[CHALLENGE]: Write out the data below exactly as given, without any of its pictures.

[DATA SUPPLIED]:
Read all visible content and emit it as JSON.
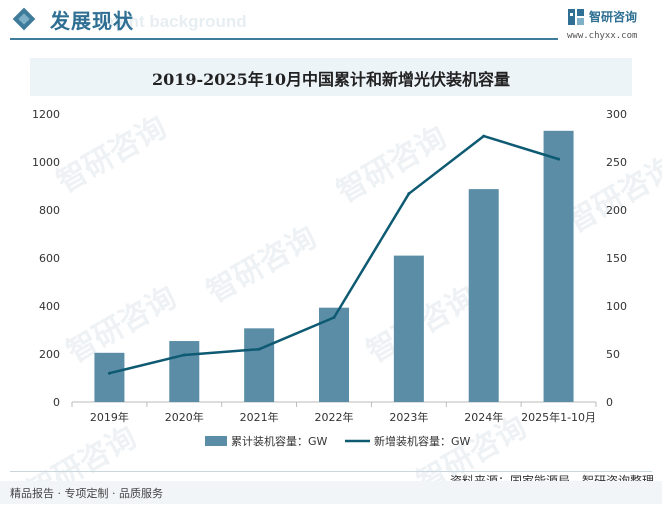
{
  "header": {
    "section_title": "发展现状",
    "ghost_text": "ment background",
    "brand_name": "智研咨询",
    "brand_url": "www.chyxx.com",
    "brand_logo_icon": "zhiyan-logo-icon"
  },
  "watermark": "智研咨询",
  "footer": {
    "source": "资料来源：国家能源局、智研咨询整理",
    "services": "精品报告 · 专项定制 · 品质服务"
  },
  "colors": {
    "bar": "#5b8ea6",
    "line": "#0e5a72",
    "accent": "#2f6f93"
  },
  "chart_data": {
    "type": "bar+line",
    "title": "2019-2025年10月中国累计和新增光伏装机容量",
    "categories": [
      "2019年",
      "2020年",
      "2021年",
      "2022年",
      "2023年",
      "2024年",
      "2025年1-10月"
    ],
    "series": [
      {
        "name": "累计装机容量：GW",
        "type": "bar",
        "axis": "left",
        "values": [
          205,
          254,
          307,
          393,
          610,
          887,
          1130
        ]
      },
      {
        "name": "新增装机容量：GW",
        "type": "line",
        "axis": "right",
        "values": [
          30,
          49,
          55,
          88,
          217,
          277,
          253
        ]
      }
    ],
    "y_left": {
      "ylim": [
        0,
        1200
      ],
      "ticks": [
        0,
        200,
        400,
        600,
        800,
        1000,
        1200
      ]
    },
    "y_right": {
      "ylim": [
        0,
        300
      ],
      "ticks": [
        0,
        50,
        100,
        150,
        200,
        250,
        300
      ]
    },
    "legend_position": "bottom",
    "grid": false
  }
}
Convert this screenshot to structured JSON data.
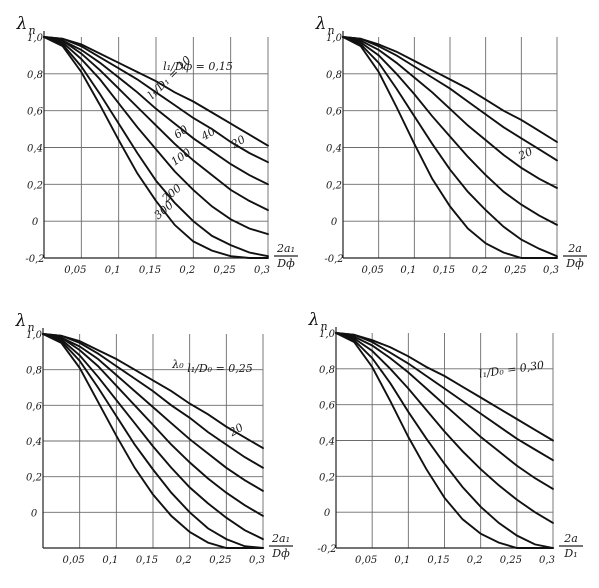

[RESULT OF THE EXERCISE]:
Read all visible content and emit it as JSON.
{
  "header": {
    "section_title": "发展现状",
    "ghost_text": "ment background",
    "brand_name": "智研咨询",
    "brand_url": "www.chyxx.com",
    "brand_logo_icon": "zhiyan-logo-icon"
  },
  "watermark": "智研咨询",
  "footer": {
    "source": "资料来源：国家能源局、智研咨询整理",
    "services": "精品报告 · 专项定制 · 品质服务"
  },
  "colors": {
    "bar": "#5b8ea6",
    "line": "#0e5a72",
    "accent": "#2f6f93"
  },
  "chart_data": {
    "type": "bar+line",
    "title": "2019-2025年10月中国累计和新增光伏装机容量",
    "categories": [
      "2019年",
      "2020年",
      "2021年",
      "2022年",
      "2023年",
      "2024年",
      "2025年1-10月"
    ],
    "series": [
      {
        "name": "累计装机容量：GW",
        "type": "bar",
        "axis": "left",
        "values": [
          205,
          254,
          307,
          393,
          610,
          887,
          1130
        ]
      },
      {
        "name": "新增装机容量：GW",
        "type": "line",
        "axis": "right",
        "values": [
          30,
          49,
          55,
          88,
          217,
          277,
          253
        ]
      }
    ],
    "y_left": {
      "ylim": [
        0,
        1200
      ],
      "ticks": [
        0,
        200,
        400,
        600,
        800,
        1000,
        1200
      ]
    },
    "y_right": {
      "ylim": [
        0,
        300
      ],
      "ticks": [
        0,
        50,
        100,
        150,
        200,
        250,
        300
      ]
    },
    "legend_position": "bottom",
    "grid": false
  }
}
Convert this screenshot to structured JSON data.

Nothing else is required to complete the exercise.